— Aim —
Print the material below line for line, with every character unchanged, and leave out the pictures.
[Start Extracted data]
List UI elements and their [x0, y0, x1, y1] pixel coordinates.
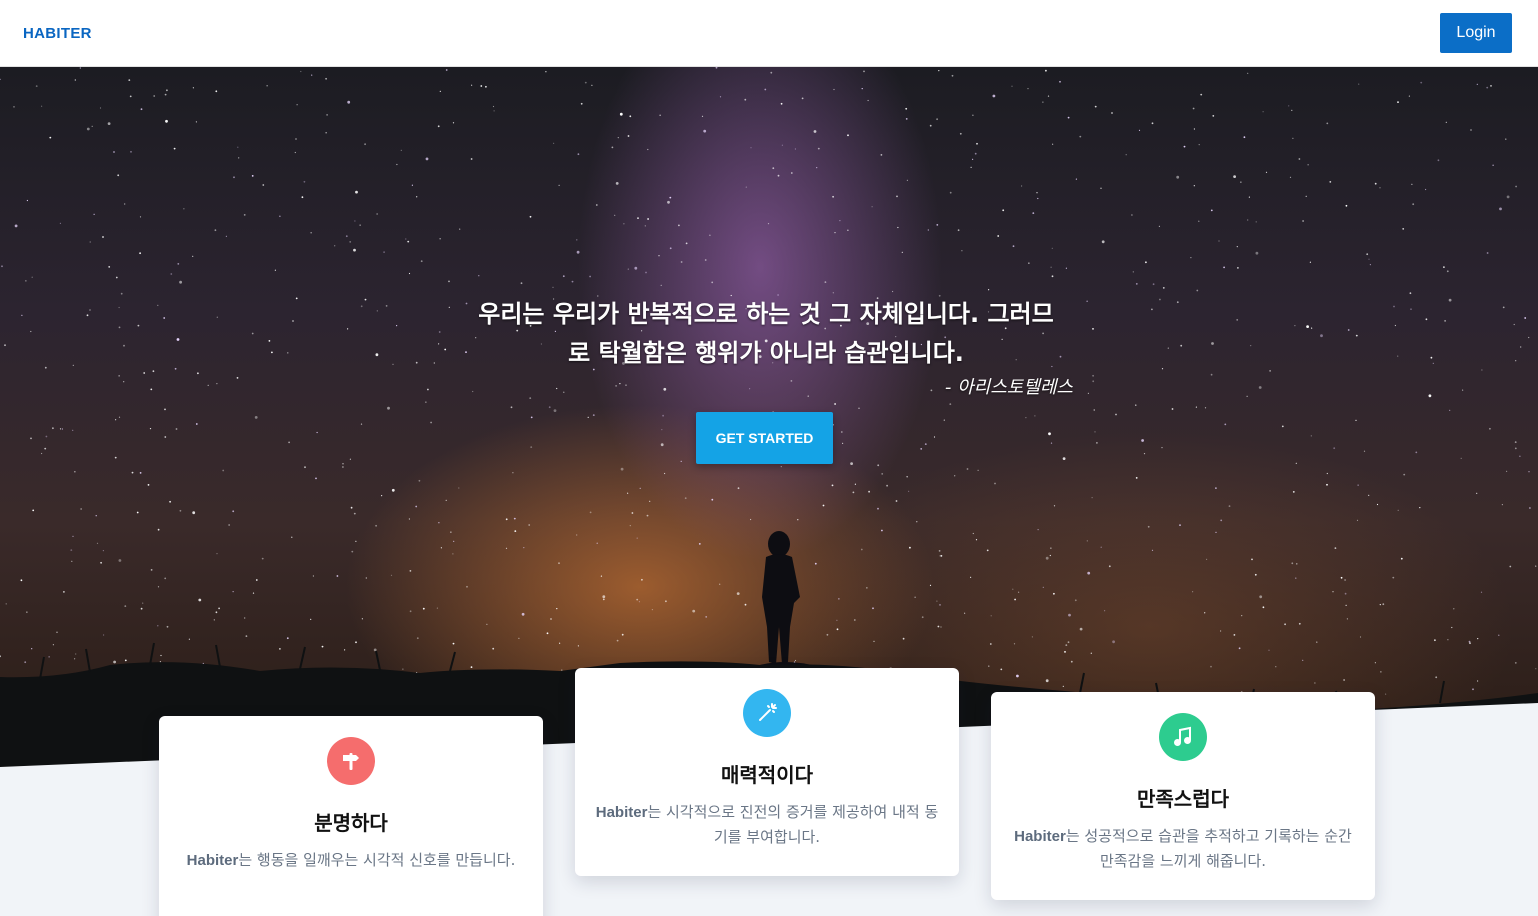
brand-logo[interactable]: HABITER	[23, 25, 92, 42]
card-text: 는 행동을 일깨우는 시각적 신호를 만듭니다.	[238, 851, 516, 869]
card-description: Habiter는 시각적으로 진전의 증거를 제공하여 내적 동기를 부여합니다…	[589, 800, 945, 849]
login-button[interactable]: Login	[1440, 13, 1512, 53]
card-title: 만족스럽다	[1137, 787, 1229, 811]
card-description: Habiter는 행동을 일깨우는 시각적 신호를 만듭니다.	[173, 848, 529, 873]
feature-card-attractive: 매력적이다 Habiter는 시각적으로 진전의 증거를 제공하여 내적 동기를…	[575, 668, 959, 876]
quote-author: - 아리스토텔레스	[944, 377, 1073, 398]
hero-quote-line1: 우리는 우리가 반복적으로 하는 것 그 자체입니다. 그러므	[478, 300, 1054, 328]
hero-quote: 우리는 우리가 반복적으로 하는 것 그 자체입니다. 그러므 로 탁월함은 행…	[459, 295, 1073, 373]
card-brand: Habiter	[595, 804, 648, 821]
feature-card-satisfying: 만족스럽다 Habiter는 성공적으로 습관을 추적하고 기록하는 순간 만족…	[991, 692, 1375, 900]
card-title: 분명하다	[314, 811, 388, 835]
navbar: HABITER Login	[0, 0, 1538, 67]
magic-wand-icon	[743, 689, 791, 737]
hero-section: 우리는 우리가 반복적으로 하는 것 그 자체입니다. 그러므 로 탁월함은 행…	[0, 67, 1538, 767]
card-brand: Habiter	[1014, 828, 1066, 845]
card-description: Habiter는 성공적으로 습관을 추적하고 기록하는 순간 만족감을 느끼게…	[1005, 824, 1361, 873]
card-text: 는 시각적으로 진전의 증거를 제공하여 내적 동기를 부여합니다.	[647, 803, 939, 846]
signpost-icon	[327, 737, 375, 785]
card-title: 매력적이다	[721, 763, 813, 787]
hero-quote-line2: 로 탁월함은 행위가 아니라 습관입니다.	[568, 339, 964, 367]
music-note-icon	[1159, 713, 1207, 761]
card-brand: Habiter	[186, 852, 239, 869]
get-started-button[interactable]: GET STARTED	[696, 412, 833, 464]
card-text: 는 성공적으로 습관을 추적하고 기록하는 순간 만족감을 느끼게 해줍니다.	[1065, 827, 1352, 870]
feature-card-clear: 분명하다 Habiter는 행동을 일깨우는 시각적 신호를 만듭니다.	[159, 716, 543, 916]
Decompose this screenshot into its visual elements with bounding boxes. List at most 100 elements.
[End Extracted data]
— Exercise result —
List UI elements and their [x0, y0, x1, y1] pixel coordinates.
brand-logo[interactable]: HABITER	[23, 25, 92, 42]
card-text: 는 행동을 일깨우는 시각적 신호를 만듭니다.	[238, 851, 516, 869]
card-description: Habiter는 시각적으로 진전의 증거를 제공하여 내적 동기를 부여합니다…	[589, 800, 945, 849]
login-button[interactable]: Login	[1440, 13, 1512, 53]
card-title: 만족스럽다	[1137, 787, 1229, 811]
card-description: Habiter는 행동을 일깨우는 시각적 신호를 만듭니다.	[173, 848, 529, 873]
feature-card-attractive: 매력적이다 Habiter는 시각적으로 진전의 증거를 제공하여 내적 동기를…	[575, 668, 959, 876]
quote-author: - 아리스토텔레스	[944, 377, 1073, 398]
hero-quote-line1: 우리는 우리가 반복적으로 하는 것 그 자체입니다. 그러므	[478, 300, 1054, 328]
hero-quote: 우리는 우리가 반복적으로 하는 것 그 자체입니다. 그러므 로 탁월함은 행…	[459, 295, 1073, 373]
card-brand: Habiter	[595, 804, 648, 821]
feature-card-satisfying: 만족스럽다 Habiter는 성공적으로 습관을 추적하고 기록하는 순간 만족…	[991, 692, 1375, 900]
card-title: 분명하다	[314, 811, 388, 835]
navbar: HABITER Login	[0, 0, 1538, 67]
magic-wand-icon	[743, 689, 791, 737]
hero-section: 우리는 우리가 반복적으로 하는 것 그 자체입니다. 그러므 로 탁월함은 행…	[0, 67, 1538, 767]
card-brand: Habiter	[1014, 828, 1066, 845]
card-description: Habiter는 성공적으로 습관을 추적하고 기록하는 순간 만족감을 느끼게…	[1005, 824, 1361, 873]
card-text: 는 시각적으로 진전의 증거를 제공하여 내적 동기를 부여합니다.	[647, 803, 939, 846]
signpost-icon	[327, 737, 375, 785]
card-title: 매력적이다	[721, 763, 813, 787]
hero-quote-line2: 로 탁월함은 행위가 아니라 습관입니다.	[568, 339, 964, 367]
music-note-icon	[1159, 713, 1207, 761]
card-brand: Habiter	[186, 852, 239, 869]
get-started-button[interactable]: GET STARTED	[696, 412, 833, 464]
card-text: 는 성공적으로 습관을 추적하고 기록하는 순간 만족감을 느끼게 해줍니다.	[1065, 827, 1352, 870]
feature-card-clear: 분명하다 Habiter는 행동을 일깨우는 시각적 신호를 만듭니다.	[159, 716, 543, 916]
Decompose this screenshot into its visual elements with bounding boxes. List at most 100 elements.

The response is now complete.